▶ **Your task**: Return the listing below exactly, with the pictures dropped.

## START

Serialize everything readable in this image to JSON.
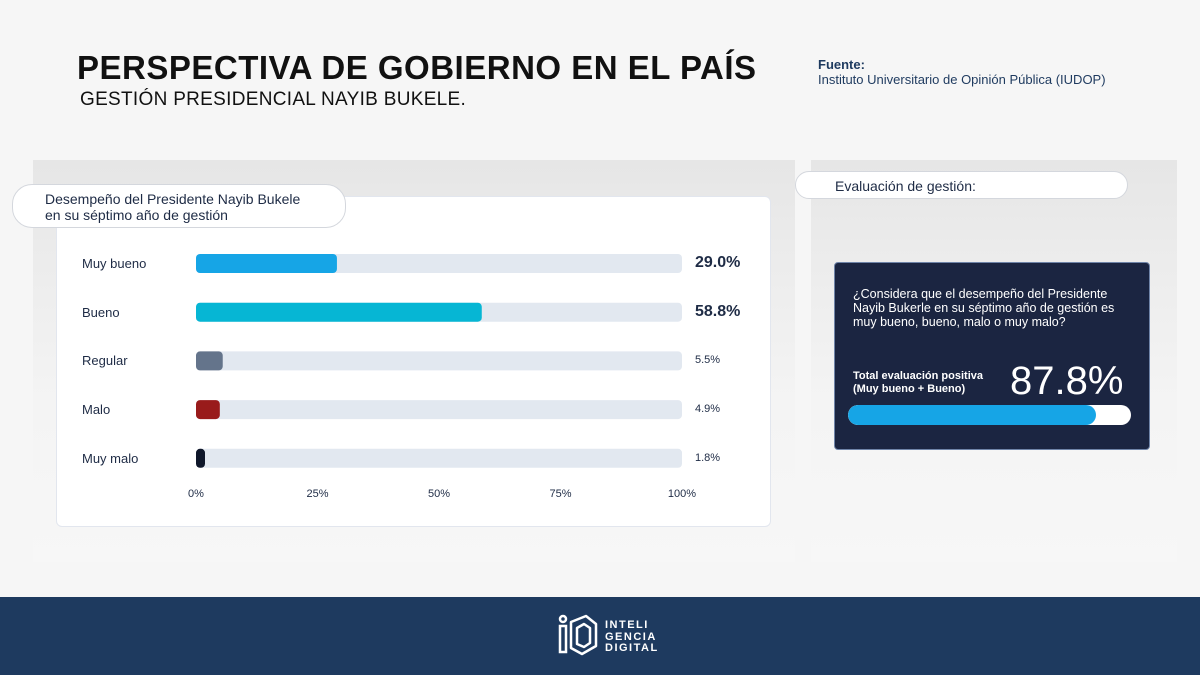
{
  "header": {
    "title": "PERSPECTIVA DE GOBIERNO EN EL PAÍS",
    "subtitle": "GESTIÓN PRESIDENCIAL NAYIB BUKELE.",
    "source_label": "Fuente:",
    "source_text": "Instituto Universitario de Opinión Pública (IUDOP)"
  },
  "left_panel": {
    "pill_line1": "Desempeño del Presidente Nayib Bukele",
    "pill_line2": "en su séptimo año de gestión"
  },
  "chart_data": {
    "type": "bar",
    "orientation": "horizontal",
    "title": "Desempeño del Presidente Nayib Bukele en su séptimo año de gestión",
    "categories": [
      "Muy bueno",
      "Bueno",
      "Regular",
      "Malo",
      "Muy malo"
    ],
    "values": [
      29.0,
      58.8,
      5.5,
      4.9,
      1.8
    ],
    "value_labels": [
      "29.0%",
      "58.8%",
      "5.5%",
      "4.9%",
      "1.8%"
    ],
    "colors": [
      "#16a5e6",
      "#06b6d4",
      "#64748b",
      "#991b1b",
      "#0f172a"
    ],
    "track_color": "#e2e8f0",
    "xlim": [
      0,
      100
    ],
    "xticks": [
      0,
      25,
      50,
      75,
      100
    ],
    "xtick_labels": [
      "0%",
      "25%",
      "50%",
      "75%",
      "100%"
    ],
    "grid": false,
    "legend": "none"
  },
  "right_panel": {
    "pill_label": "Evaluación de gestión:",
    "question": "¿Considera que el desempeño del Presidente Nayib Bukerle en su séptimo año de gestión es muy bueno, bueno, malo o muy malo?",
    "total_line1": "Total evaluación positiva",
    "total_line2": "(Muy bueno + Bueno)",
    "total_value_label": "87.8%",
    "total_value": 87.8,
    "bar_color": "#16a5e6"
  },
  "footer": {
    "logo_line1": "INTELI",
    "logo_line2": "GENCIA",
    "logo_line3": "DIGITAL"
  }
}
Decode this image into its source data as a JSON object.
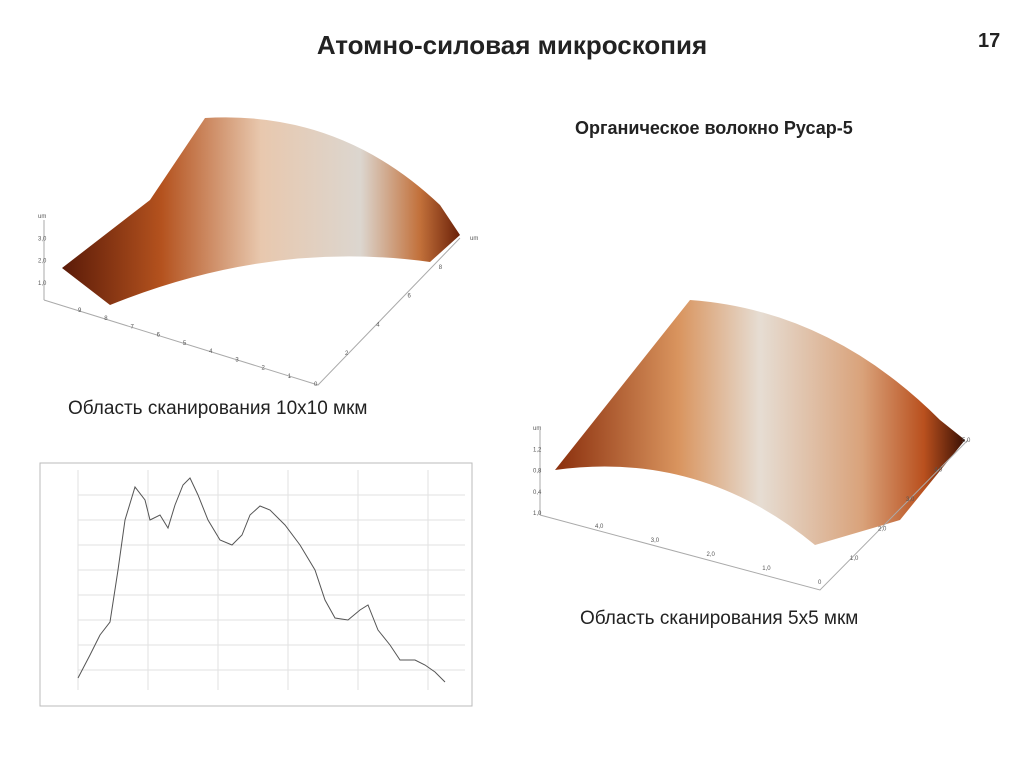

## END

▶ **The result**:
Serialize everything readable in this image to JSON.
{
  "header": {
    "title": "PERSPECTIVA DE GOBIERNO EN EL PAÍS",
    "subtitle": "GESTIÓN PRESIDENCIAL NAYIB BUKELE.",
    "source_label": "Fuente:",
    "source_text": "Instituto Universitario de Opinión Pública (IUDOP)"
  },
  "left_panel": {
    "pill_line1": "Desempeño del Presidente Nayib Bukele",
    "pill_line2": "en su séptimo año de gestión"
  },
  "chart_data": {
    "type": "bar",
    "orientation": "horizontal",
    "title": "Desempeño del Presidente Nayib Bukele en su séptimo año de gestión",
    "categories": [
      "Muy bueno",
      "Bueno",
      "Regular",
      "Malo",
      "Muy malo"
    ],
    "values": [
      29.0,
      58.8,
      5.5,
      4.9,
      1.8
    ],
    "value_labels": [
      "29.0%",
      "58.8%",
      "5.5%",
      "4.9%",
      "1.8%"
    ],
    "colors": [
      "#16a5e6",
      "#06b6d4",
      "#64748b",
      "#991b1b",
      "#0f172a"
    ],
    "track_color": "#e2e8f0",
    "xlim": [
      0,
      100
    ],
    "xticks": [
      0,
      25,
      50,
      75,
      100
    ],
    "xtick_labels": [
      "0%",
      "25%",
      "50%",
      "75%",
      "100%"
    ],
    "grid": false,
    "legend": "none"
  },
  "right_panel": {
    "pill_label": "Evaluación de gestión:",
    "question": "¿Considera que el desempeño del Presidente Nayib Bukerle en su séptimo año de gestión es muy bueno, bueno, malo o muy malo?",
    "total_line1": "Total evaluación positiva",
    "total_line2": "(Muy bueno + Bueno)",
    "total_value_label": "87.8%",
    "total_value": 87.8,
    "bar_color": "#16a5e6"
  },
  "footer": {
    "logo_line1": "INTELI",
    "logo_line2": "GENCIA",
    "logo_line3": "DIGITAL"
  }
}
Decode this image into its source data as a JSON object.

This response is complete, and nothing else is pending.